Figure content listings —
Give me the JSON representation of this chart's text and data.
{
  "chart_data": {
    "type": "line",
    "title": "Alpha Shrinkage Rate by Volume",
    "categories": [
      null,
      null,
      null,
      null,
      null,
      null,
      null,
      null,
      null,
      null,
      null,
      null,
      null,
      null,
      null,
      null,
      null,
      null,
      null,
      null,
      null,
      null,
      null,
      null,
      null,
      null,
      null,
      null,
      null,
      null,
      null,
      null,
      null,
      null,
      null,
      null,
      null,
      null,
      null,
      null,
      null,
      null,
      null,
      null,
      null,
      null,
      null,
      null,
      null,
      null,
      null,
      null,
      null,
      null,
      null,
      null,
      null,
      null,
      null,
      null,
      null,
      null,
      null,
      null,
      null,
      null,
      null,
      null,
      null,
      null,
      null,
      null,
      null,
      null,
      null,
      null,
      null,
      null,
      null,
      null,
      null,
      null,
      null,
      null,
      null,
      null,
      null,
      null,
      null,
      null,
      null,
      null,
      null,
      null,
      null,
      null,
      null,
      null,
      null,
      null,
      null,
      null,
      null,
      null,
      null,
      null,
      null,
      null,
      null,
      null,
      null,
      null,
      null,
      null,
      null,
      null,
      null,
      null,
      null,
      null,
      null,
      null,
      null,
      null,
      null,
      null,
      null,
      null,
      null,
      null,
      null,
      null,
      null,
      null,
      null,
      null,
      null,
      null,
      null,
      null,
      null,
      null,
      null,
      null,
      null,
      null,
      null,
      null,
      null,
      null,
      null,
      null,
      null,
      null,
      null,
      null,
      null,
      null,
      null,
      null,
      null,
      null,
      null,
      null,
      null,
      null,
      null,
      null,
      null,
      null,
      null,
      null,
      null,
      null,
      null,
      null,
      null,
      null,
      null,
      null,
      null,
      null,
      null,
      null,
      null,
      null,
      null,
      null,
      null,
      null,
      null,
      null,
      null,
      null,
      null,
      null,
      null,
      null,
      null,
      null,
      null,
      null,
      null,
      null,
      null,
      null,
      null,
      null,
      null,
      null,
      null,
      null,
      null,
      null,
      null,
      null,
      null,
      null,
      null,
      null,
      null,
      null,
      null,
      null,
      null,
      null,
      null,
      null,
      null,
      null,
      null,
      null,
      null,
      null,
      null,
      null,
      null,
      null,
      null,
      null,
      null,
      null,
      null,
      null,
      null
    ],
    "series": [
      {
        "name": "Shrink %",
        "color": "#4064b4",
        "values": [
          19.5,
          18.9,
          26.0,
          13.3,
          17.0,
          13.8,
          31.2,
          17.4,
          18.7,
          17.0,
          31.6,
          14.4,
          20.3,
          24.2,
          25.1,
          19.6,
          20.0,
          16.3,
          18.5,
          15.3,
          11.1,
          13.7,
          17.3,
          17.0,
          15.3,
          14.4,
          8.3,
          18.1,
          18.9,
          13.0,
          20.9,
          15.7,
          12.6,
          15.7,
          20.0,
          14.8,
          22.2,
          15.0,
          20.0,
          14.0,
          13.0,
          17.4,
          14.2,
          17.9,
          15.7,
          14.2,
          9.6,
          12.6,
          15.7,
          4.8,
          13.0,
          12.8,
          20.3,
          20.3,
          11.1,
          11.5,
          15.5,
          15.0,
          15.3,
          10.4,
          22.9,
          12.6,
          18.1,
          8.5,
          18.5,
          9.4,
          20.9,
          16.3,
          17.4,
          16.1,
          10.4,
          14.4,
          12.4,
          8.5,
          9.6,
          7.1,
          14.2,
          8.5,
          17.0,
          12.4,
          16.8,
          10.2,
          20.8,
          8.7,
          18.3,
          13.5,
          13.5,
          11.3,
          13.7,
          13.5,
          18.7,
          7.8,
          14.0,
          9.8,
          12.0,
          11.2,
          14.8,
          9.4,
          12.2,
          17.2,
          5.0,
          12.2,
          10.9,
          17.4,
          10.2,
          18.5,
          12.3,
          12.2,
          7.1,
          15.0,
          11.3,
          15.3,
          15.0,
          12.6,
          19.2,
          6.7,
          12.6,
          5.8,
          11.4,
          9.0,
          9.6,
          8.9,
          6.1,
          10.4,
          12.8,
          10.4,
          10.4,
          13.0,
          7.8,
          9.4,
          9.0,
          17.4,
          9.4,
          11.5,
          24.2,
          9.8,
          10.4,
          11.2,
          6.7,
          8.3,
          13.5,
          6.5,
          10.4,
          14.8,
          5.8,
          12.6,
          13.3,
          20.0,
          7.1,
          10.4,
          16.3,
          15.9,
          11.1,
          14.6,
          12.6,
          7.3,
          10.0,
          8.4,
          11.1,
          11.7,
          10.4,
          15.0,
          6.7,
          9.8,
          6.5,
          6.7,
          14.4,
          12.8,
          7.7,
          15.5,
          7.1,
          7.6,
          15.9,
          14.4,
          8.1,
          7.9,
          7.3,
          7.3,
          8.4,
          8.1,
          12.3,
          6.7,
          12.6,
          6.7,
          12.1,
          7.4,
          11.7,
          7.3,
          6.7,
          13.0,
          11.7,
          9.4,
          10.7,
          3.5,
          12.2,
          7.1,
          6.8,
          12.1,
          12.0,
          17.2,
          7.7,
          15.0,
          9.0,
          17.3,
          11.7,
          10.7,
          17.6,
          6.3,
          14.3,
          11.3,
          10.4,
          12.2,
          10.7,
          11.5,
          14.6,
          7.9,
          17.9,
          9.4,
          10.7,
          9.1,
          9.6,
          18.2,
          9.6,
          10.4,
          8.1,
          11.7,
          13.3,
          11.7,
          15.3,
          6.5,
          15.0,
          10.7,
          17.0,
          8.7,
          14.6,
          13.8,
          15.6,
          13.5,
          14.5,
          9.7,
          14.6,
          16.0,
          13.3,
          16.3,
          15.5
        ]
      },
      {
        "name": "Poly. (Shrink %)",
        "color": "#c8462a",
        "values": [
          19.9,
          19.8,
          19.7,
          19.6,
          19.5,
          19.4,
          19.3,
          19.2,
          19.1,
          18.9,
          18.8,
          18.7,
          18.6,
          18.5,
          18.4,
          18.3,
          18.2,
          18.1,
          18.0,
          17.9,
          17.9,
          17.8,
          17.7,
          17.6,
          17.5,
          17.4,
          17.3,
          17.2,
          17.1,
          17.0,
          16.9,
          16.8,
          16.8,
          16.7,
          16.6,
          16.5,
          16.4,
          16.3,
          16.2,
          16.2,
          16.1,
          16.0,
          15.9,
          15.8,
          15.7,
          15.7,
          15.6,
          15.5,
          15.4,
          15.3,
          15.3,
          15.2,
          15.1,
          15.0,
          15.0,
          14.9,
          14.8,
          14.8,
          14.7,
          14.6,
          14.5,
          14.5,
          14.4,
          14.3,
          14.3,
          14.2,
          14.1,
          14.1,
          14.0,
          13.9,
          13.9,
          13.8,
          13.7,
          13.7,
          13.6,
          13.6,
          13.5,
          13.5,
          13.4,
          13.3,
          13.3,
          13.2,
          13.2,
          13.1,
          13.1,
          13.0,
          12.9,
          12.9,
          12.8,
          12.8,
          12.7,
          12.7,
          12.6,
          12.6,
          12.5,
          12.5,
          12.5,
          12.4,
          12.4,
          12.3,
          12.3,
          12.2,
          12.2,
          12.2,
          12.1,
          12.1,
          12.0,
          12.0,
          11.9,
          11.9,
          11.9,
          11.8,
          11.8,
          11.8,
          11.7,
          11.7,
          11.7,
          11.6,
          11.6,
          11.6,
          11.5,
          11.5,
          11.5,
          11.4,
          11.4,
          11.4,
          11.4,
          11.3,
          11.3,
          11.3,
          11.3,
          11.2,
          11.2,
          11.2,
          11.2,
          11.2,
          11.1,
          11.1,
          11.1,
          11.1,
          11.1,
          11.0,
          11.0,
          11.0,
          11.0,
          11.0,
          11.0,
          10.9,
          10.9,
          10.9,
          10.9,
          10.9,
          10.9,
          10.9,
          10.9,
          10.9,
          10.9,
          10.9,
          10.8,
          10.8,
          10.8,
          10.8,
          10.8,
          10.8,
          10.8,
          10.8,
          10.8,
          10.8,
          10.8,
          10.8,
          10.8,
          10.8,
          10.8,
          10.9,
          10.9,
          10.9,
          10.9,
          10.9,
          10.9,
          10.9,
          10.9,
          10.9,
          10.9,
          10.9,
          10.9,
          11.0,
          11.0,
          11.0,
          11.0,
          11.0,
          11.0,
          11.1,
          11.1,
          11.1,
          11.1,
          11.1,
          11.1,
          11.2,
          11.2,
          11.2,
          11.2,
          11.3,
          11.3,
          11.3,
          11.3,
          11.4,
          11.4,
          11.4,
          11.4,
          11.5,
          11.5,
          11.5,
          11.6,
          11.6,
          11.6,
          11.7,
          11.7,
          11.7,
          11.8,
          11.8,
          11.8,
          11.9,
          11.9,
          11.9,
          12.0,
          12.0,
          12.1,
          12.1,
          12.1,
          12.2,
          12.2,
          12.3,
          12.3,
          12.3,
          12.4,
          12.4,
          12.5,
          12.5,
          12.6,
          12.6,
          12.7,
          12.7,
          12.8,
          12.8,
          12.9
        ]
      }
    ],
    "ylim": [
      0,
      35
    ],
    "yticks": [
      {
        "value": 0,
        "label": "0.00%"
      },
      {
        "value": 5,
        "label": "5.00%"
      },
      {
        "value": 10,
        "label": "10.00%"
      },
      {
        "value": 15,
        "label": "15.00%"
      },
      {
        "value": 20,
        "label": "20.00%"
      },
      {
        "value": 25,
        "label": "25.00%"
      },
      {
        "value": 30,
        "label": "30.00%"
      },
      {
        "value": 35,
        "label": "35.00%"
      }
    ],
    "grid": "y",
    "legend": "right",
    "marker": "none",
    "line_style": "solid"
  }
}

WHAT YOU HAVE TO DO — Report the number of lines that include the string "label"; return nothing but the count.

THE SOLUTION — 8